Source data:
########

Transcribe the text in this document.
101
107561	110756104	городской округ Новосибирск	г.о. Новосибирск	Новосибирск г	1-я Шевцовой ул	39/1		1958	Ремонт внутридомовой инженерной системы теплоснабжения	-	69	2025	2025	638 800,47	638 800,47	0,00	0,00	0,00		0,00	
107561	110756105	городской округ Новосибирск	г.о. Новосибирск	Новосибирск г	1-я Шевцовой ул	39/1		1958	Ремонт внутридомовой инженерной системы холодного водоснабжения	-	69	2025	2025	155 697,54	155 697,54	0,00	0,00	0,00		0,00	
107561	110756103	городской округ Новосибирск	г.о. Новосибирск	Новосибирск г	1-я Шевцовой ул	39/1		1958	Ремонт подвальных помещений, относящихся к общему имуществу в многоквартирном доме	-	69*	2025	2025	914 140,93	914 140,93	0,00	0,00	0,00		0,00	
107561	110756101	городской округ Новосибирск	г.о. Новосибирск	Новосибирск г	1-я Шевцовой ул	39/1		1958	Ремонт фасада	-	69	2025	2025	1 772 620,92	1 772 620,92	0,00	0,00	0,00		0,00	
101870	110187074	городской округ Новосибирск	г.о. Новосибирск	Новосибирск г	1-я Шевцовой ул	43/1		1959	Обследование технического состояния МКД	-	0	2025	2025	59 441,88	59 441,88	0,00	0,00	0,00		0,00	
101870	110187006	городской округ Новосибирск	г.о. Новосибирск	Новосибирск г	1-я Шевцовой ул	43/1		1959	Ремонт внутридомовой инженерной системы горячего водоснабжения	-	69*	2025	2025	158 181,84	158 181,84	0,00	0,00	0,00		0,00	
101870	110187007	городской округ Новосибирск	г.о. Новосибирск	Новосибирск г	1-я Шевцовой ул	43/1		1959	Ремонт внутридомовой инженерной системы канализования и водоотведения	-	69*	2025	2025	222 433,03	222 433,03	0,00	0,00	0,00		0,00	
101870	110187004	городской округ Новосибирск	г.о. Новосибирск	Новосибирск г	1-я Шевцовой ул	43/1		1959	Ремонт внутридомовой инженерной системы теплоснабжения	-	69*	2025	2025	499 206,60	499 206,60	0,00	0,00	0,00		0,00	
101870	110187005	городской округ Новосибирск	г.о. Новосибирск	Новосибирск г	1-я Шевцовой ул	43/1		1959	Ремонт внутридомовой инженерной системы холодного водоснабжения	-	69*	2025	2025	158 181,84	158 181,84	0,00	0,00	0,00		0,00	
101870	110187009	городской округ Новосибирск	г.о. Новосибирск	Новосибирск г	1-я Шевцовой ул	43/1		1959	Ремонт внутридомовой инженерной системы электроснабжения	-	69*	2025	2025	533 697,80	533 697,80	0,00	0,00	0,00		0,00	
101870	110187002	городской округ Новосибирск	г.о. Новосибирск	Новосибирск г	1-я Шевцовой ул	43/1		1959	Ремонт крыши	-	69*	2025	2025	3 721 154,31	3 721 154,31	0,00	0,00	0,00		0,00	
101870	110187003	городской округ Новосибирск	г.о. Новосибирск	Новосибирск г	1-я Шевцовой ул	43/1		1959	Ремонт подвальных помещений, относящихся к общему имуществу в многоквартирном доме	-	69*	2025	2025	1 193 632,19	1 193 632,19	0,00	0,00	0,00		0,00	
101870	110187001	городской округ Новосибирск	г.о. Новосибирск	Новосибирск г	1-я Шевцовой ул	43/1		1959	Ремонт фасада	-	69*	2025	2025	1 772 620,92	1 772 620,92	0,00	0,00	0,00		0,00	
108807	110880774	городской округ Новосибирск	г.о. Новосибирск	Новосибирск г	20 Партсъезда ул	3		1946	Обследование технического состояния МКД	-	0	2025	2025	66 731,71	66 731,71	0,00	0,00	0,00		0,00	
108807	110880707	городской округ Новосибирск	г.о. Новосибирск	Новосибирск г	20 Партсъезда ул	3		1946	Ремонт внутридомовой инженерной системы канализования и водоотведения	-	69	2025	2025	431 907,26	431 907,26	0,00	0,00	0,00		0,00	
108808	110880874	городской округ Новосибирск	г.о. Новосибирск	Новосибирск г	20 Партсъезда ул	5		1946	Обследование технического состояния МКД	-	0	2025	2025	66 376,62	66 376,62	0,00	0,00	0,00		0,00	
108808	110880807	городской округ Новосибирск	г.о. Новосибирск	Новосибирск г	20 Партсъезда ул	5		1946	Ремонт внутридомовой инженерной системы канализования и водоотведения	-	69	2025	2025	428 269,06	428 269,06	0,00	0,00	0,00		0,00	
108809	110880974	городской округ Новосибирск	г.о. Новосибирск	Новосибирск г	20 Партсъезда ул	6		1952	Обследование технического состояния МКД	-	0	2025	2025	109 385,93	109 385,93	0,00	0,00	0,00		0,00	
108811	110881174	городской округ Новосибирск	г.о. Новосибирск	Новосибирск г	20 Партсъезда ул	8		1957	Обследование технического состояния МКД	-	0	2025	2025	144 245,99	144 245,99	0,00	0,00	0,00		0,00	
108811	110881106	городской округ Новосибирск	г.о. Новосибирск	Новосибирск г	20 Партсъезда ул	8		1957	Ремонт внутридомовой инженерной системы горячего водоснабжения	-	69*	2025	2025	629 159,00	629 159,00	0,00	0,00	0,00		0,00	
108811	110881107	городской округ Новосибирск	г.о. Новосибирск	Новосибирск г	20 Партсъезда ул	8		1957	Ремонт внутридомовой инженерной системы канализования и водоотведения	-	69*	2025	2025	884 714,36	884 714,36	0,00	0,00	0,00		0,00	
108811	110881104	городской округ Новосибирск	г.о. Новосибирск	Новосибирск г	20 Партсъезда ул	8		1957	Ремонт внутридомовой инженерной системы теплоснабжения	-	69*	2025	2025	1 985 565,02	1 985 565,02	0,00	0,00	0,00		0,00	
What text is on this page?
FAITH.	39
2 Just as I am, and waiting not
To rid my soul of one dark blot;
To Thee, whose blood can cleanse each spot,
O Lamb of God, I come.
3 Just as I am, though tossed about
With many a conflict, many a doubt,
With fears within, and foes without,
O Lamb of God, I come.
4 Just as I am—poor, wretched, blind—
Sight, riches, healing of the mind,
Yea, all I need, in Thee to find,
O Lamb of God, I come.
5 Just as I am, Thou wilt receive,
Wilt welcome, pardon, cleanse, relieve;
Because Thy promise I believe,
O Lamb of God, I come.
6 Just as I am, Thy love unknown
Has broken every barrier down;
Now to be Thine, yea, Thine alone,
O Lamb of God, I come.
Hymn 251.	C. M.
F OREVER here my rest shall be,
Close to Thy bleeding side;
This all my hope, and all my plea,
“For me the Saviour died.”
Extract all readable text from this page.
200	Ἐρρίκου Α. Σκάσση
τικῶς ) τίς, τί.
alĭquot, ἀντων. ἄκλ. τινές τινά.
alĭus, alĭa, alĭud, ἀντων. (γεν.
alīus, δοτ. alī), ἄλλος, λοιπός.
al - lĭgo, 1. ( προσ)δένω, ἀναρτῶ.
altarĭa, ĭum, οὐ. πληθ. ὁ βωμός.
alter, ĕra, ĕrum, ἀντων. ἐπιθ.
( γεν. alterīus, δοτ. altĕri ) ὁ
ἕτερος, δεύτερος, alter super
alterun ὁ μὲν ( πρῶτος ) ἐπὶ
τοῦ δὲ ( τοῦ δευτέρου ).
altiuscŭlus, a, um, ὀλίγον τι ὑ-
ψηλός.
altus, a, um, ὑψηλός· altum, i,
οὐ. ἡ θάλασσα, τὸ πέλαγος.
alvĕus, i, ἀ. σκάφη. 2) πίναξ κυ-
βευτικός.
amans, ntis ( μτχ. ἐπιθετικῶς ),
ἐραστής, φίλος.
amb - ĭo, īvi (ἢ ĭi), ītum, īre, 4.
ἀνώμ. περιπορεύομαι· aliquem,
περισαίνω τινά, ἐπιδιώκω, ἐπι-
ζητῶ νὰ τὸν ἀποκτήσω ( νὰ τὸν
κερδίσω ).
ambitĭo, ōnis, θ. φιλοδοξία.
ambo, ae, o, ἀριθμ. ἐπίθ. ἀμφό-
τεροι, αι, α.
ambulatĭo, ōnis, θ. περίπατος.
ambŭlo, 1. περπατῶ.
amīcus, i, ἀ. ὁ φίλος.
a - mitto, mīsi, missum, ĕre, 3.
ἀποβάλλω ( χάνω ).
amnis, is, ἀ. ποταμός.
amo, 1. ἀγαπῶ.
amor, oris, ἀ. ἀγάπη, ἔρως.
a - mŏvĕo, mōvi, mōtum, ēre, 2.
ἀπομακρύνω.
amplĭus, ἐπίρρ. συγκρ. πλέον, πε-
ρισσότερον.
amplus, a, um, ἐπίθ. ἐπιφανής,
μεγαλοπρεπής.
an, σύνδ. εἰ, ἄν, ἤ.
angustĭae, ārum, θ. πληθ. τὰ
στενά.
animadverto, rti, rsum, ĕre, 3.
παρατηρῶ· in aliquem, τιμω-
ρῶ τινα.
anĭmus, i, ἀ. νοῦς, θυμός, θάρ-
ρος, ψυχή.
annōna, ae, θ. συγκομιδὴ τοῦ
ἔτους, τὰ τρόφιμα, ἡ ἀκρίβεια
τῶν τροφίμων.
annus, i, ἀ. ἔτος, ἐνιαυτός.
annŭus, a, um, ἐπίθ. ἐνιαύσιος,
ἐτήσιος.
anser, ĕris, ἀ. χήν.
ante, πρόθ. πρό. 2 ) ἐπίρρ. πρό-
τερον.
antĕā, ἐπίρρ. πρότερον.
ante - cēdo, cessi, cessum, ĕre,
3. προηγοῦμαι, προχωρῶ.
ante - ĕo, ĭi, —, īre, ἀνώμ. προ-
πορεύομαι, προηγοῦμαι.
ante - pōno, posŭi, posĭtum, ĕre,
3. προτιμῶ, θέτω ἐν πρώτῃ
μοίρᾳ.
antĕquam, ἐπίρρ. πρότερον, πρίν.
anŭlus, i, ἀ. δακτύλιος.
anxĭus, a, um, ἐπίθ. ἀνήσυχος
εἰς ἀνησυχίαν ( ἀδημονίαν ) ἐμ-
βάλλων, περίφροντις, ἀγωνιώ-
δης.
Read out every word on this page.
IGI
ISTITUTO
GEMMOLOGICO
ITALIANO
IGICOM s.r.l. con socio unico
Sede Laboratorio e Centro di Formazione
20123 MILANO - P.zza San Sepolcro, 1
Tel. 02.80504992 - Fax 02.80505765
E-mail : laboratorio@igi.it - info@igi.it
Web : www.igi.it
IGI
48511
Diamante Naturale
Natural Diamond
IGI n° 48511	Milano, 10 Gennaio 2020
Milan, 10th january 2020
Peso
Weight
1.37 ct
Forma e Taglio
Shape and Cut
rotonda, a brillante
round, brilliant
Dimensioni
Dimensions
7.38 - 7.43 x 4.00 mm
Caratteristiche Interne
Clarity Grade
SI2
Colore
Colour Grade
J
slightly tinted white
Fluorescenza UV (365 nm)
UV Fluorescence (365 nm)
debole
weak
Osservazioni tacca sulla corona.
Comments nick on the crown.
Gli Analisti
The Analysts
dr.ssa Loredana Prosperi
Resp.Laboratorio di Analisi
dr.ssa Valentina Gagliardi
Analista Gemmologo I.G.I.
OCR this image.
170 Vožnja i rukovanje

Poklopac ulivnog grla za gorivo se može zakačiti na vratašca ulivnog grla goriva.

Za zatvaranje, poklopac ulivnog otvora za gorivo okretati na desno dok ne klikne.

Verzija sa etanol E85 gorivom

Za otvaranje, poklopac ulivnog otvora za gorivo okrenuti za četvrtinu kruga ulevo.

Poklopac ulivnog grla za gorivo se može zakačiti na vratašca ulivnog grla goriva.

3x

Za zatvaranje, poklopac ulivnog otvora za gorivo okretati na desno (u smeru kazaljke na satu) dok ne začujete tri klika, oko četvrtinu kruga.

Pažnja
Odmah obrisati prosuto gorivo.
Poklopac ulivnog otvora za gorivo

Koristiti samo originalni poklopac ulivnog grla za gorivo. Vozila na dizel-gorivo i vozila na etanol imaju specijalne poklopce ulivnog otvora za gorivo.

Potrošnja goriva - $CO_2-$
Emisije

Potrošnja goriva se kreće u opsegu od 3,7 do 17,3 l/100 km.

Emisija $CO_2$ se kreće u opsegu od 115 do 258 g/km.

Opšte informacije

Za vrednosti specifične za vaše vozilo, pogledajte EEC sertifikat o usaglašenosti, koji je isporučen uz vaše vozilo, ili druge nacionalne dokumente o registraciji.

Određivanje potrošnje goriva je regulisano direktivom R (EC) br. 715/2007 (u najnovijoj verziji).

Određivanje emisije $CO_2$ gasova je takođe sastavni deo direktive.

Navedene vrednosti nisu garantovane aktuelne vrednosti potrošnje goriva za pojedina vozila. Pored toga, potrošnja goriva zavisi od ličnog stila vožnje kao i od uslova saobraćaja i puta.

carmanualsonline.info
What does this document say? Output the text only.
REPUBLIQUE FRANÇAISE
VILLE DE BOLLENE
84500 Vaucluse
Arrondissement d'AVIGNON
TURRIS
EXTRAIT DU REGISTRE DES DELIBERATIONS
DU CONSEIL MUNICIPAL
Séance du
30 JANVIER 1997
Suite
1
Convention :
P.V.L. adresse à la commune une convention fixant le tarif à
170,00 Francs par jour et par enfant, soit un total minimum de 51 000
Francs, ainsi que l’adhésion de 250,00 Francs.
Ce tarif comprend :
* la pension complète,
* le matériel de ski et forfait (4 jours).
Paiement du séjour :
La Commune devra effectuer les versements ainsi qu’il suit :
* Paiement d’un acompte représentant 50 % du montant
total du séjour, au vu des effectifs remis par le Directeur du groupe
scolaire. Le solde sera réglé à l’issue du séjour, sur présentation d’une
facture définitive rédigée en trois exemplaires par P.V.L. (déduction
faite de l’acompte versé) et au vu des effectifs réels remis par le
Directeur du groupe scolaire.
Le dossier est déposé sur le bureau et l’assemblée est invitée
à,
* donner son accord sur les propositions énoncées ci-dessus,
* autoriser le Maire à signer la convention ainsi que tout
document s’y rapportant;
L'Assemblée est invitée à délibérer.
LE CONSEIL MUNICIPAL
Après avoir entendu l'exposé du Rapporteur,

########

Across the entries, how many lines contain "Određivanje"? Reply with the number only.

## REPLY
2